[Stored data]
***

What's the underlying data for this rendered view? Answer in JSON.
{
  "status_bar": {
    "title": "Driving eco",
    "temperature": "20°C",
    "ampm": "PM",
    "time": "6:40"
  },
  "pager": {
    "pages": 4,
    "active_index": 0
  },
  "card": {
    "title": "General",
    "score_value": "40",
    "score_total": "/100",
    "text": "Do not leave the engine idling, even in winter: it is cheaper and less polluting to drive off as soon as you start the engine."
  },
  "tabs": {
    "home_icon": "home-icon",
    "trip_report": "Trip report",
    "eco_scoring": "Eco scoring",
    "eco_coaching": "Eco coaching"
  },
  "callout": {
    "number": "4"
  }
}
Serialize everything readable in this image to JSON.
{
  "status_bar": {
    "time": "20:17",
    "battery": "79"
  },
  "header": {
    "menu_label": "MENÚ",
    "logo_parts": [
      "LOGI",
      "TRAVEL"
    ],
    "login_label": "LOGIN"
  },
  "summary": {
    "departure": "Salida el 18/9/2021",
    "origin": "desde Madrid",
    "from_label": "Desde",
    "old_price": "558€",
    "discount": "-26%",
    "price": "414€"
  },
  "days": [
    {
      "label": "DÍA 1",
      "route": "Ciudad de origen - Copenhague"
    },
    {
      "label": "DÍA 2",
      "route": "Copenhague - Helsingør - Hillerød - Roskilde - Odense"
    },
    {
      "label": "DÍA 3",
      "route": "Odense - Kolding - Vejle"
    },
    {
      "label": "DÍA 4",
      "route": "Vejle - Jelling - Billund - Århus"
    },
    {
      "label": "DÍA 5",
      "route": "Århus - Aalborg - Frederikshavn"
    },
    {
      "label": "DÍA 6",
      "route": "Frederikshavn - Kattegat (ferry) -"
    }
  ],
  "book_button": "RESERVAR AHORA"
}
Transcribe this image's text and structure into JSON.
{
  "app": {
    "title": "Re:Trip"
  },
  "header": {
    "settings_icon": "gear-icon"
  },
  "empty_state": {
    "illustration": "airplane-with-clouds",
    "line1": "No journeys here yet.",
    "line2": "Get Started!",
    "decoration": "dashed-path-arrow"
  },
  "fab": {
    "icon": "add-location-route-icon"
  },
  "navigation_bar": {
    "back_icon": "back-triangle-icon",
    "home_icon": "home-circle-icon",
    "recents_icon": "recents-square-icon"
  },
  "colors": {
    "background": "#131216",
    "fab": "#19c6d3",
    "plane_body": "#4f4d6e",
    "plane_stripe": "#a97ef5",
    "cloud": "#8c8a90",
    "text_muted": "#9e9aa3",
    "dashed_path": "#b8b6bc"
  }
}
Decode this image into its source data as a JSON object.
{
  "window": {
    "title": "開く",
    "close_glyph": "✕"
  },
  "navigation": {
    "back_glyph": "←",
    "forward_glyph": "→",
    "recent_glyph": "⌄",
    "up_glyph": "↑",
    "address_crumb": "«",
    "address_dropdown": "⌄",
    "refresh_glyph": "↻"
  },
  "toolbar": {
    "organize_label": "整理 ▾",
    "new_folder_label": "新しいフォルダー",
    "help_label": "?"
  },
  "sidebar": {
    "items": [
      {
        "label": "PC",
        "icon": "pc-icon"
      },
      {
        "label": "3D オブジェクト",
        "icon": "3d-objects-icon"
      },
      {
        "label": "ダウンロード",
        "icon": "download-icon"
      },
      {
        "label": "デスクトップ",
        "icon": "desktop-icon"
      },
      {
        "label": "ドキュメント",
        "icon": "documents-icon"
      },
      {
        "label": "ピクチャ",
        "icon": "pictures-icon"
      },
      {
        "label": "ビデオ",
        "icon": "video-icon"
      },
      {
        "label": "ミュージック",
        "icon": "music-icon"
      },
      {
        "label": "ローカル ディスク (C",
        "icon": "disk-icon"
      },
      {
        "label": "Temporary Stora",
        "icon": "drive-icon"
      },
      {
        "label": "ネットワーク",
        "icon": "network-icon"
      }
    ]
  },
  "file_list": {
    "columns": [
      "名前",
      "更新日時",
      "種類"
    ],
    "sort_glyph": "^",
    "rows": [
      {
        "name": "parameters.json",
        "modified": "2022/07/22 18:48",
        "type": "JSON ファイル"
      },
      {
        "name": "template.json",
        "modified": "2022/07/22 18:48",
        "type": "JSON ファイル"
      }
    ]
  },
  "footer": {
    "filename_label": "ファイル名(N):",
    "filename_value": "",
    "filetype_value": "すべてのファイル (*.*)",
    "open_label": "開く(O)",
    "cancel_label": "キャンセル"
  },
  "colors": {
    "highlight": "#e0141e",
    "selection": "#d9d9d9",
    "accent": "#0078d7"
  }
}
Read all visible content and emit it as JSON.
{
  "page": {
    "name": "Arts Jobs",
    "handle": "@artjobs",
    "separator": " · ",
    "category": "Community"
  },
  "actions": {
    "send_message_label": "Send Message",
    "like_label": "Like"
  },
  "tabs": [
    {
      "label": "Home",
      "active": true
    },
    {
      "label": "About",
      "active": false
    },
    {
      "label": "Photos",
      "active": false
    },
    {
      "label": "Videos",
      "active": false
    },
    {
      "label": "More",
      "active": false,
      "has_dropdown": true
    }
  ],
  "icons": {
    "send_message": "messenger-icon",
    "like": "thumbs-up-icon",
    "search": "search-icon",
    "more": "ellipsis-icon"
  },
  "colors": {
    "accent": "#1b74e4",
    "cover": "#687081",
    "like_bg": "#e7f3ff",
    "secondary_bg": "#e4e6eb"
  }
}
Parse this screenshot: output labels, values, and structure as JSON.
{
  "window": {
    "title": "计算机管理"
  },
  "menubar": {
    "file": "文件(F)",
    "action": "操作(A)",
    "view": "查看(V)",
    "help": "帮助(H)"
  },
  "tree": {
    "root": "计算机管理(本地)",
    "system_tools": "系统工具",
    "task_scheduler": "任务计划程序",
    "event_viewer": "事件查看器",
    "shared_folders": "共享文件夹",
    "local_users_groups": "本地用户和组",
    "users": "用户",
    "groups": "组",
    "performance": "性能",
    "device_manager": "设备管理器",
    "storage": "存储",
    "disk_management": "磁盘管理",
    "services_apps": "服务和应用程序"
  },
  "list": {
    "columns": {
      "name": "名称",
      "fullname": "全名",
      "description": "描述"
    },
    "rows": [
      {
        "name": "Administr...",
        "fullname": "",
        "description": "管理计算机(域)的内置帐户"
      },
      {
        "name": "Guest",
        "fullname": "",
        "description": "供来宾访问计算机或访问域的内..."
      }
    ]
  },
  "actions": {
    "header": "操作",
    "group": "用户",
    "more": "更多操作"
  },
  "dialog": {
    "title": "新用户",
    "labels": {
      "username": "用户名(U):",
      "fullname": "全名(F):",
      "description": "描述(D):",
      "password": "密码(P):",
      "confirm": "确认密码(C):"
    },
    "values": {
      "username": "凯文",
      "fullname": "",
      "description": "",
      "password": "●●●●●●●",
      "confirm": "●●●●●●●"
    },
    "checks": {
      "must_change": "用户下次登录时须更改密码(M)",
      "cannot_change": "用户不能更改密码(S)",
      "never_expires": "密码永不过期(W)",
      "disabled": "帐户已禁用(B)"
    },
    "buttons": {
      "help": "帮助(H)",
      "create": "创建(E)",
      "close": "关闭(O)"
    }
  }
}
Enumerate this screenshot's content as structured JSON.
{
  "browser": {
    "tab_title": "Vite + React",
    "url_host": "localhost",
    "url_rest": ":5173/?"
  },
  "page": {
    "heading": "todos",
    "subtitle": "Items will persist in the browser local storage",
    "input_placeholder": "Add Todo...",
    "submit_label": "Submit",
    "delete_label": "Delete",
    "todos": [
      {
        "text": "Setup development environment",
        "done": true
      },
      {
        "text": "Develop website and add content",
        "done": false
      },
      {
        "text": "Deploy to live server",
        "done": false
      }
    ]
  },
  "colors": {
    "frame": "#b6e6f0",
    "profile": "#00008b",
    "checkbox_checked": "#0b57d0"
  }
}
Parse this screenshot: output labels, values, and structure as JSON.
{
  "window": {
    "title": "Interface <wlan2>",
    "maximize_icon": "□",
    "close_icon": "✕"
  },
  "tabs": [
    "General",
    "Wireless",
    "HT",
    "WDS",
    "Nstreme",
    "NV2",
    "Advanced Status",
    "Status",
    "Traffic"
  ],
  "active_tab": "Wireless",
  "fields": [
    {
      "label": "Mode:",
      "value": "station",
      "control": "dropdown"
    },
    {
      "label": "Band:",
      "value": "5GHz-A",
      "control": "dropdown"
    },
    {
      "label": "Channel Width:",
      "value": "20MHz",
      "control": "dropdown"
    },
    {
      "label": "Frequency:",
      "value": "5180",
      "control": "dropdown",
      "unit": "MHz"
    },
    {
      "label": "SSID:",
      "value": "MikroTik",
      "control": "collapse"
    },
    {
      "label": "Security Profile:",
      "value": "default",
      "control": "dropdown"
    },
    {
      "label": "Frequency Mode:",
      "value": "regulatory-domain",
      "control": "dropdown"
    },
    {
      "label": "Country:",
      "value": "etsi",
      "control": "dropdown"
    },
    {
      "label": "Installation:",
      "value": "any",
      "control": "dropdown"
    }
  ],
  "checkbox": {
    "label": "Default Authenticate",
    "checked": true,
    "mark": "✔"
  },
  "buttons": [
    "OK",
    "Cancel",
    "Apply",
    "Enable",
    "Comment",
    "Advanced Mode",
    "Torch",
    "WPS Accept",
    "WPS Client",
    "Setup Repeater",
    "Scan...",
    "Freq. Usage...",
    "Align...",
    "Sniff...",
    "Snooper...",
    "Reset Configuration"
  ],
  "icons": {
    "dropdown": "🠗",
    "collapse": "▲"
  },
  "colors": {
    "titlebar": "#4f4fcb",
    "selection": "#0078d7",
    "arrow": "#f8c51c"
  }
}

***

Copy all lines from the entries that contain the word "Frequency".

[TASK SOLUTION]
      "label": "Frequency:",
      "label": "Frequency Mode:",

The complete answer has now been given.